>> START Records for the task

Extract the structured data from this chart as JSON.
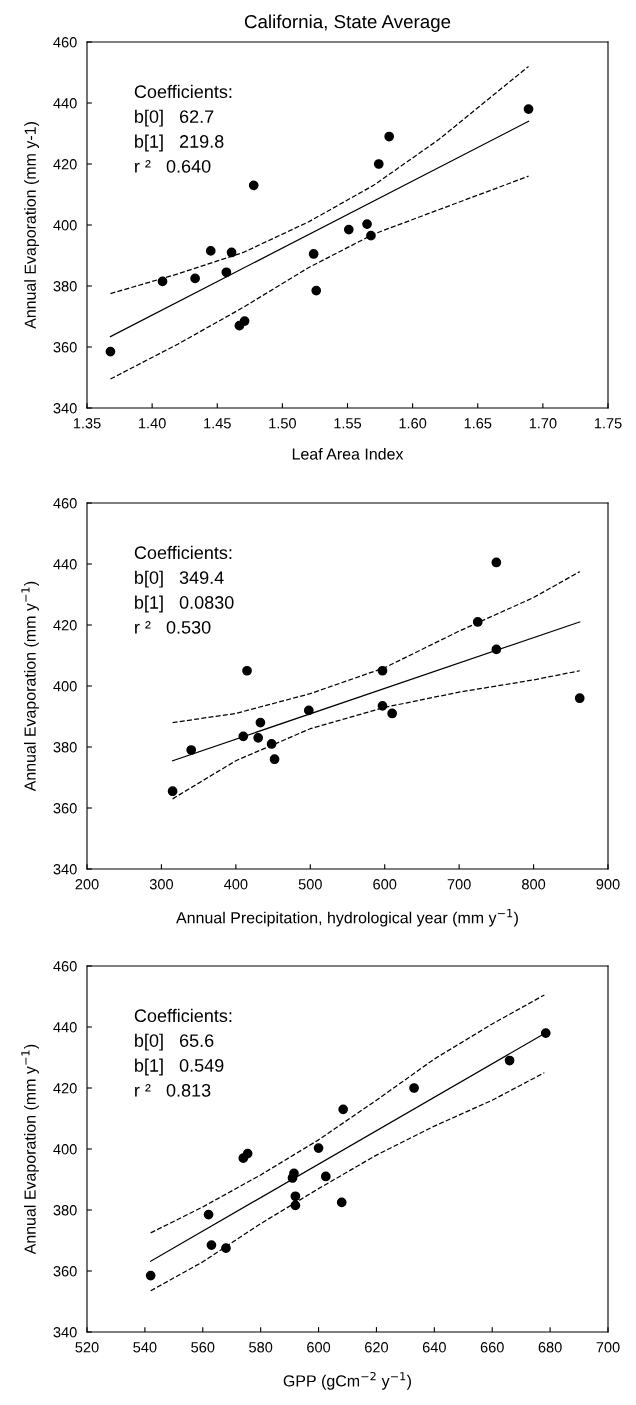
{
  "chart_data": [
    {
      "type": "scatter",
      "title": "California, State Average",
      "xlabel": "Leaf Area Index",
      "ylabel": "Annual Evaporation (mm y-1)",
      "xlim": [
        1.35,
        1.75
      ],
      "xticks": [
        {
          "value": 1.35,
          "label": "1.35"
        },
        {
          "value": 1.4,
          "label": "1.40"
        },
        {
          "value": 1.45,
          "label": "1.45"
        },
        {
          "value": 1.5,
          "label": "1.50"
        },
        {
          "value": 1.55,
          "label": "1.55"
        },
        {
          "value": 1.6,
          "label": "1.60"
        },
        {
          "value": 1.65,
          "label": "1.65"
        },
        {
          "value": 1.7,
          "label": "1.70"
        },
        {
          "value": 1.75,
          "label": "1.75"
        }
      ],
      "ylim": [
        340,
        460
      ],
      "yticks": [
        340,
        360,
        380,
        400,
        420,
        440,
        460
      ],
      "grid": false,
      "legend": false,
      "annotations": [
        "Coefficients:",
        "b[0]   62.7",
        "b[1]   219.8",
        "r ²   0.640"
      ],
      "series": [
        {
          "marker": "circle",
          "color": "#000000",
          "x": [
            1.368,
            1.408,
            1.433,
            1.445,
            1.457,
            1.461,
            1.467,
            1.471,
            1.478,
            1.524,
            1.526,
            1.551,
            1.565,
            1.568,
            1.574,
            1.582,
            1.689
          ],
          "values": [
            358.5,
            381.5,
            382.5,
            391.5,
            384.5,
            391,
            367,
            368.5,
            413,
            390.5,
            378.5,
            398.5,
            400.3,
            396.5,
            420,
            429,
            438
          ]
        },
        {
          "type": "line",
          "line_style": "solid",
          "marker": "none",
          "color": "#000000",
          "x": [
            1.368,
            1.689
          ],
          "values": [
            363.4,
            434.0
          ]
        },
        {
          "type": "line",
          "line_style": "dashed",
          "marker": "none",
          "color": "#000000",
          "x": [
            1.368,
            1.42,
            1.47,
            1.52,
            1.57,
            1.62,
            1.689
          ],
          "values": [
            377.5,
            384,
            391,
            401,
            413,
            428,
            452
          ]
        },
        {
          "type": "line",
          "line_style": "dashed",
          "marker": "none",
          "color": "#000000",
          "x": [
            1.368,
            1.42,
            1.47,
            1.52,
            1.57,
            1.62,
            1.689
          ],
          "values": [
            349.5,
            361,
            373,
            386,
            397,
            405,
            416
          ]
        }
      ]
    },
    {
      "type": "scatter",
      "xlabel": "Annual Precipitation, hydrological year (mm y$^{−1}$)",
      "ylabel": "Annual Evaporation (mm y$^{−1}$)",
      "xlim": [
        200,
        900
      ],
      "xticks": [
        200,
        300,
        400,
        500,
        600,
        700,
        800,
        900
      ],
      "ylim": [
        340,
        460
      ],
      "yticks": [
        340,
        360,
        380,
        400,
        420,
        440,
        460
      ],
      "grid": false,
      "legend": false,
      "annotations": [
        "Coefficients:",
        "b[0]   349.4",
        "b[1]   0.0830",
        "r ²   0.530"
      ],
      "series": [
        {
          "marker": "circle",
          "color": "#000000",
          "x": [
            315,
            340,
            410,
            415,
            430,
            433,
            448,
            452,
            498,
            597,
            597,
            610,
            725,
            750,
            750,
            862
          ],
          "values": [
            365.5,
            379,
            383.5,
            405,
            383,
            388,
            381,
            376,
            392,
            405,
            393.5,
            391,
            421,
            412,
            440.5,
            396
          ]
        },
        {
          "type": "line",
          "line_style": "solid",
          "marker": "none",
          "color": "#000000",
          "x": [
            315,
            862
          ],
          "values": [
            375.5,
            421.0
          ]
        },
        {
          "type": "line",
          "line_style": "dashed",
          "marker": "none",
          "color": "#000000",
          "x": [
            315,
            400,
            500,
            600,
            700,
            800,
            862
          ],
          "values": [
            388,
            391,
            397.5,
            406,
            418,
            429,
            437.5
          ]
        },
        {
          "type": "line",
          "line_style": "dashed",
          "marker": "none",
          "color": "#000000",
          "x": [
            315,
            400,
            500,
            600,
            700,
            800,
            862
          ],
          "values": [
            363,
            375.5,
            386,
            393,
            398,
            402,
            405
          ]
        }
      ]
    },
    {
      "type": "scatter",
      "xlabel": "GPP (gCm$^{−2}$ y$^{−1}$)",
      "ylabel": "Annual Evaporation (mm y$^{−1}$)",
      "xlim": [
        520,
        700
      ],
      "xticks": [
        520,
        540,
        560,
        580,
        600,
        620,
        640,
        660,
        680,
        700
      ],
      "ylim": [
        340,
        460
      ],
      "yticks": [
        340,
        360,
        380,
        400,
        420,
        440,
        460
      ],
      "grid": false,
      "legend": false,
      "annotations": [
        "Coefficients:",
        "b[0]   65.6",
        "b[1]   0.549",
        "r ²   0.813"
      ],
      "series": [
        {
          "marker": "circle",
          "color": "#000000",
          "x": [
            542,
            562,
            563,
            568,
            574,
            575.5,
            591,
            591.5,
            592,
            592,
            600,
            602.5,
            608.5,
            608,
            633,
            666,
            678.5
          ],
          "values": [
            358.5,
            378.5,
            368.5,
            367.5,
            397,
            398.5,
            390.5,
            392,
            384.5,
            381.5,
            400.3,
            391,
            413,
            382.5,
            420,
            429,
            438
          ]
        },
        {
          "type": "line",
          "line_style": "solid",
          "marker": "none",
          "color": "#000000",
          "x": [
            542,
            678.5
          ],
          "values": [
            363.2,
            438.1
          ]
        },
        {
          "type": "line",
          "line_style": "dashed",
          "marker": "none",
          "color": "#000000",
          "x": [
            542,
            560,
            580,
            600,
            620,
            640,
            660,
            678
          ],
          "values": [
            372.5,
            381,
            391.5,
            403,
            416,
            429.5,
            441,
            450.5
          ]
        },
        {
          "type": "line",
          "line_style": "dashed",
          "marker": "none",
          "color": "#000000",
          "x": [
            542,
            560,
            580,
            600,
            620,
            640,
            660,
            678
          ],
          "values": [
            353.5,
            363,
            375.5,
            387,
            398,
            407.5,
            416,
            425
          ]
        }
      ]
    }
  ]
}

>> END Records for the task

> [Task]
In your copy of the records, include no pictures; repeat everything else exactly.

> [Written solution]
Extract the structured data from this chart as JSON.
{
  "chart_data": [
    {
      "type": "scatter",
      "title": "California, State Average",
      "xlabel": "Leaf Area Index",
      "ylabel": "Annual Evaporation (mm y-1)",
      "xlim": [
        1.35,
        1.75
      ],
      "xticks": [
        {
          "value": 1.35,
          "label": "1.35"
        },
        {
          "value": 1.4,
          "label": "1.40"
        },
        {
          "value": 1.45,
          "label": "1.45"
        },
        {
          "value": 1.5,
          "label": "1.50"
        },
        {
          "value": 1.55,
          "label": "1.55"
        },
        {
          "value": 1.6,
          "label": "1.60"
        },
        {
          "value": 1.65,
          "label": "1.65"
        },
        {
          "value": 1.7,
          "label": "1.70"
        },
        {
          "value": 1.75,
          "label": "1.75"
        }
      ],
      "ylim": [
        340,
        460
      ],
      "yticks": [
        340,
        360,
        380,
        400,
        420,
        440,
        460
      ],
      "grid": false,
      "legend": false,
      "annotations": [
        "Coefficients:",
        "b[0]   62.7",
        "b[1]   219.8",
        "r ²   0.640"
      ],
      "series": [
        {
          "marker": "circle",
          "color": "#000000",
          "x": [
            1.368,
            1.408,
            1.433,
            1.445,
            1.457,
            1.461,
            1.467,
            1.471,
            1.478,
            1.524,
            1.526,
            1.551,
            1.565,
            1.568,
            1.574,
            1.582,
            1.689
          ],
          "values": [
            358.5,
            381.5,
            382.5,
            391.5,
            384.5,
            391,
            367,
            368.5,
            413,
            390.5,
            378.5,
            398.5,
            400.3,
            396.5,
            420,
            429,
            438
          ]
        },
        {
          "type": "line",
          "line_style": "solid",
          "marker": "none",
          "color": "#000000",
          "x": [
            1.368,
            1.689
          ],
          "values": [
            363.4,
            434.0
          ]
        },
        {
          "type": "line",
          "line_style": "dashed",
          "marker": "none",
          "color": "#000000",
          "x": [
            1.368,
            1.42,
            1.47,
            1.52,
            1.57,
            1.62,
            1.689
          ],
          "values": [
            377.5,
            384,
            391,
            401,
            413,
            428,
            452
          ]
        },
        {
          "type": "line",
          "line_style": "dashed",
          "marker": "none",
          "color": "#000000",
          "x": [
            1.368,
            1.42,
            1.47,
            1.52,
            1.57,
            1.62,
            1.689
          ],
          "values": [
            349.5,
            361,
            373,
            386,
            397,
            405,
            416
          ]
        }
      ]
    },
    {
      "type": "scatter",
      "xlabel": "Annual Precipitation, hydrological year (mm y$^{−1}$)",
      "ylabel": "Annual Evaporation (mm y$^{−1}$)",
      "xlim": [
        200,
        900
      ],
      "xticks": [
        200,
        300,
        400,
        500,
        600,
        700,
        800,
        900
      ],
      "ylim": [
        340,
        460
      ],
      "yticks": [
        340,
        360,
        380,
        400,
        420,
        440,
        460
      ],
      "grid": false,
      "legend": false,
      "annotations": [
        "Coefficients:",
        "b[0]   349.4",
        "b[1]   0.0830",
        "r ²   0.530"
      ],
      "series": [
        {
          "marker": "circle",
          "color": "#000000",
          "x": [
            315,
            340,
            410,
            415,
            430,
            433,
            448,
            452,
            498,
            597,
            597,
            610,
            725,
            750,
            750,
            862
          ],
          "values": [
            365.5,
            379,
            383.5,
            405,
            383,
            388,
            381,
            376,
            392,
            405,
            393.5,
            391,
            421,
            412,
            440.5,
            396
          ]
        },
        {
          "type": "line",
          "line_style": "solid",
          "marker": "none",
          "color": "#000000",
          "x": [
            315,
            862
          ],
          "values": [
            375.5,
            421.0
          ]
        },
        {
          "type": "line",
          "line_style": "dashed",
          "marker": "none",
          "color": "#000000",
          "x": [
            315,
            400,
            500,
            600,
            700,
            800,
            862
          ],
          "values": [
            388,
            391,
            397.5,
            406,
            418,
            429,
            437.5
          ]
        },
        {
          "type": "line",
          "line_style": "dashed",
          "marker": "none",
          "color": "#000000",
          "x": [
            315,
            400,
            500,
            600,
            700,
            800,
            862
          ],
          "values": [
            363,
            375.5,
            386,
            393,
            398,
            402,
            405
          ]
        }
      ]
    },
    {
      "type": "scatter",
      "xlabel": "GPP (gCm$^{−2}$ y$^{−1}$)",
      "ylabel": "Annual Evaporation (mm y$^{−1}$)",
      "xlim": [
        520,
        700
      ],
      "xticks": [
        520,
        540,
        560,
        580,
        600,
        620,
        640,
        660,
        680,
        700
      ],
      "ylim": [
        340,
        460
      ],
      "yticks": [
        340,
        360,
        380,
        400,
        420,
        440,
        460
      ],
      "grid": false,
      "legend": false,
      "annotations": [
        "Coefficients:",
        "b[0]   65.6",
        "b[1]   0.549",
        "r ²   0.813"
      ],
      "series": [
        {
          "marker": "circle",
          "color": "#000000",
          "x": [
            542,
            562,
            563,
            568,
            574,
            575.5,
            591,
            591.5,
            592,
            592,
            600,
            602.5,
            608.5,
            608,
            633,
            666,
            678.5
          ],
          "values": [
            358.5,
            378.5,
            368.5,
            367.5,
            397,
            398.5,
            390.5,
            392,
            384.5,
            381.5,
            400.3,
            391,
            413,
            382.5,
            420,
            429,
            438
          ]
        },
        {
          "type": "line",
          "line_style": "solid",
          "marker": "none",
          "color": "#000000",
          "x": [
            542,
            678.5
          ],
          "values": [
            363.2,
            438.1
          ]
        },
        {
          "type": "line",
          "line_style": "dashed",
          "marker": "none",
          "color": "#000000",
          "x": [
            542,
            560,
            580,
            600,
            620,
            640,
            660,
            678
          ],
          "values": [
            372.5,
            381,
            391.5,
            403,
            416,
            429.5,
            441,
            450.5
          ]
        },
        {
          "type": "line",
          "line_style": "dashed",
          "marker": "none",
          "color": "#000000",
          "x": [
            542,
            560,
            580,
            600,
            620,
            640,
            660,
            678
          ],
          "values": [
            353.5,
            363,
            375.5,
            387,
            398,
            407.5,
            416,
            425
          ]
        }
      ]
    }
  ]
}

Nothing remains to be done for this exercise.